■ WHAT THE EXERCISE ASKS ■
Print the listing in its entirety and exactly, leaving out images.
>> START
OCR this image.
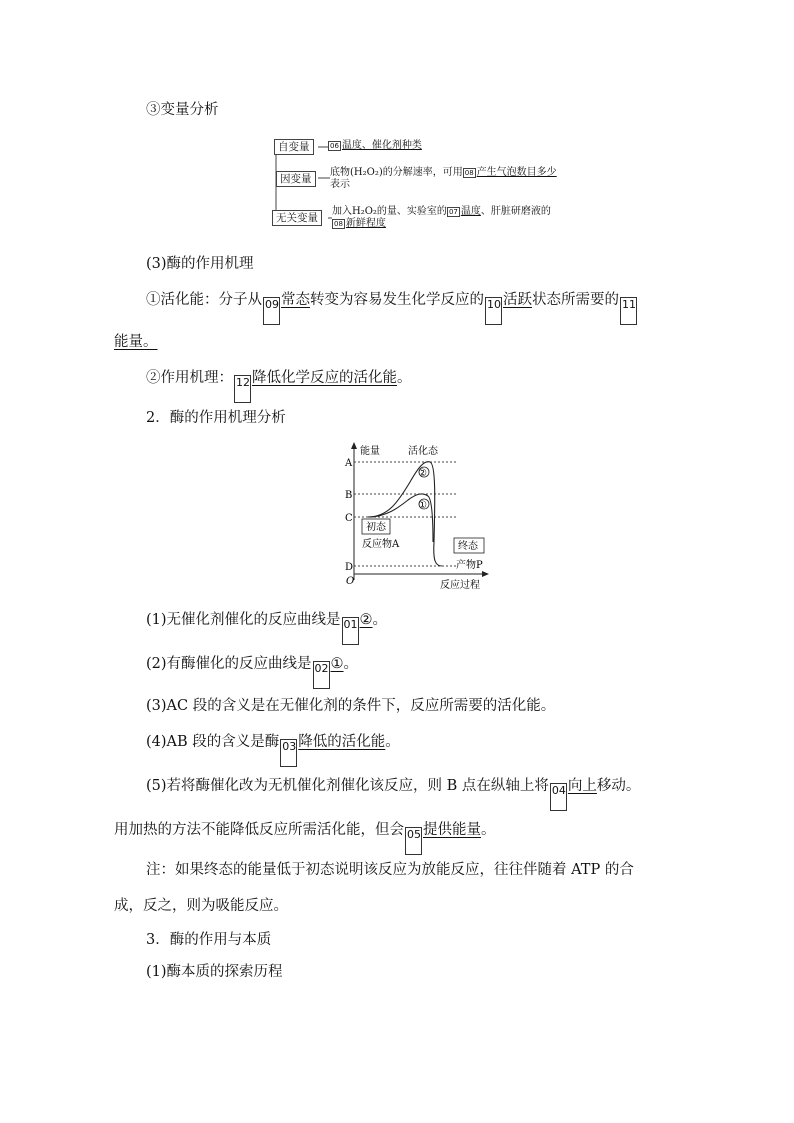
③变量分析
自变量	06 温度、催化剂种类
因变量
底物(H₂O₂)的分解速率，可用 08 产生气泡数目多少
表示
无关变量
加入H₂O₂的量、实验室的 07 温度、肝脏研磨液的
08 新鲜程度
(3)酶的作用机理
①活化能：分子从 09 常态转变为容易发生化学反应的 10 活跃状态所需要的 11
能量。
②作用机理： 12 降低化学反应的活化能。
2．酶的作用机理分析
A
B
C
D
O
能量
反应过程
活化态
②
①
初态
反应物A	终态
产物P
(1)无催化剂催化的反应曲线是 01 ②。
(2)有酶催化的反应曲线是 02 ①。
(3)AC 段的含义是在无催化剂的条件下，反应所需要的活化能。
(4)AB 段的含义是酶 03 降低的活化能。
(5)若将酶催化改为无机催化剂催化该反应，则 B 点在纵轴上将 04 向上移动。
用加热的方法不能降低反应所需活化能，但会 05 提供能量。
注：如果终态的能量低于初态说明该反应为放能反应，往往伴随着 ATP 的合
成，反之，则为吸能反应。
3．酶的作用与本质
(1)酶本质的探索历程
>> END
■ RESPONSE BELOW ■
OCR this image.
③变量分析
自变量	06 温度、催化剂种类
因变量
底物(H₂O₂)的分解速率，可用 08 产生气泡数目多少
表示
无关变量
加入H₂O₂的量、实验室的 07 温度、肝脏研磨液的
08 新鲜程度
(3)酶的作用机理
①活化能：分子从 09 常态转变为容易发生化学反应的 10 活跃状态所需要的 11
能量。
②作用机理： 12 降低化学反应的活化能。
2．酶的作用机理分析
A
B
C
D
O
能量
反应过程
活化态
②
①
初态
反应物A	终态
产物P
(1)无催化剂催化的反应曲线是 01 ②。
(2)有酶催化的反应曲线是 02 ①。
(3)AC 段的含义是在无催化剂的条件下，反应所需要的活化能。
(4)AB 段的含义是酶 03 降低的活化能。
(5)若将酶催化改为无机催化剂催化该反应，则 B 点在纵轴上将 04 向上移动。
用加热的方法不能降低反应所需活化能，但会 05 提供能量。
注：如果终态的能量低于初态说明该反应为放能反应，往往伴随着 ATP 的合
成，反之，则为吸能反应。
3．酶的作用与本质
(1)酶本质的探索历程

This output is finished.